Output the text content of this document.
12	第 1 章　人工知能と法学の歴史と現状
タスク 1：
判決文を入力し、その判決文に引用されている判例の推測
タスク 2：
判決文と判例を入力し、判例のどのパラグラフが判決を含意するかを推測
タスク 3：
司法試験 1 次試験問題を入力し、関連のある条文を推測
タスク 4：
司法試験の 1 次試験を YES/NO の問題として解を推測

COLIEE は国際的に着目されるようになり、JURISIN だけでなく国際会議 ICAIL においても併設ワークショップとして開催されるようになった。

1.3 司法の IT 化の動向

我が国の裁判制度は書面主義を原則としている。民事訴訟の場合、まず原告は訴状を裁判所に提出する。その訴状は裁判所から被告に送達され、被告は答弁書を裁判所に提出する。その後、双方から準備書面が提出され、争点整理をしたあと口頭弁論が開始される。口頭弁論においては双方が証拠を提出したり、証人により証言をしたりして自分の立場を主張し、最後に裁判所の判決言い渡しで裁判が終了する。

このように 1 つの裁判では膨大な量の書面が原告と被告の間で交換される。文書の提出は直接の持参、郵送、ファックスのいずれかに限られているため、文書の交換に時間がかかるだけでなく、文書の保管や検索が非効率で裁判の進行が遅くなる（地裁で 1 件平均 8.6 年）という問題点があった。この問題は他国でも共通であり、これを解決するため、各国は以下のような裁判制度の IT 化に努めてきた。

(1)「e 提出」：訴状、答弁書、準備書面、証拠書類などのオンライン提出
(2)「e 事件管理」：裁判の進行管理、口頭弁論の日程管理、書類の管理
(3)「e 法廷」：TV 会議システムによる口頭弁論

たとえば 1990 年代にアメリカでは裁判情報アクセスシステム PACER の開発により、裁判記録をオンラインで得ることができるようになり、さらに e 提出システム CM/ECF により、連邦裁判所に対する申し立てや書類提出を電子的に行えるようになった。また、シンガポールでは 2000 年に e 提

TASK DIRECTIONS = Repeat the lines above exactly.

RESPONSE =
Output the text content of this document.
12	第 1 章　人工知能と法学の歴史と現状
タスク 1：
判決文を入力し、その判決文に引用されている判例の推測
タスク 2：
判決文と判例を入力し、判例のどのパラグラフが判決を含意するかを推測
タスク 3：
司法試験 1 次試験問題を入力し、関連のある条文を推測
タスク 4：
司法試験の 1 次試験を YES/NO の問題として解を推測

COLIEE は国際的に着目されるようになり、JURISIN だけでなく国際会議 ICAIL においても併設ワークショップとして開催されるようになった。

1.3 司法の IT 化の動向

我が国の裁判制度は書面主義を原則としている。民事訴訟の場合、まず原告は訴状を裁判所に提出する。その訴状は裁判所から被告に送達され、被告は答弁書を裁判所に提出する。その後、双方から準備書面が提出され、争点整理をしたあと口頭弁論が開始される。口頭弁論においては双方が証拠を提出したり、証人により証言をしたりして自分の立場を主張し、最後に裁判所の判決言い渡しで裁判が終了する。

このように 1 つの裁判では膨大な量の書面が原告と被告の間で交換される。文書の提出は直接の持参、郵送、ファックスのいずれかに限られているため、文書の交換に時間がかかるだけでなく、文書の保管や検索が非効率で裁判の進行が遅くなる（地裁で 1 件平均 8.6 年）という問題点があった。この問題は他国でも共通であり、これを解決するため、各国は以下のような裁判制度の IT 化に努めてきた。

(1)「e 提出」：訴状、答弁書、準備書面、証拠書類などのオンライン提出
(2)「e 事件管理」：裁判の進行管理、口頭弁論の日程管理、書類の管理
(3)「e 法廷」：TV 会議システムによる口頭弁論

たとえば 1990 年代にアメリカでは裁判情報アクセスシステム PACER の開発により、裁判記録をオンラインで得ることができるようになり、さらに e 提出システム CM/ECF により、連邦裁判所に対する申し立てや書類提出を電子的に行えるようになった。また、シンガポールでは 2000 年に e 提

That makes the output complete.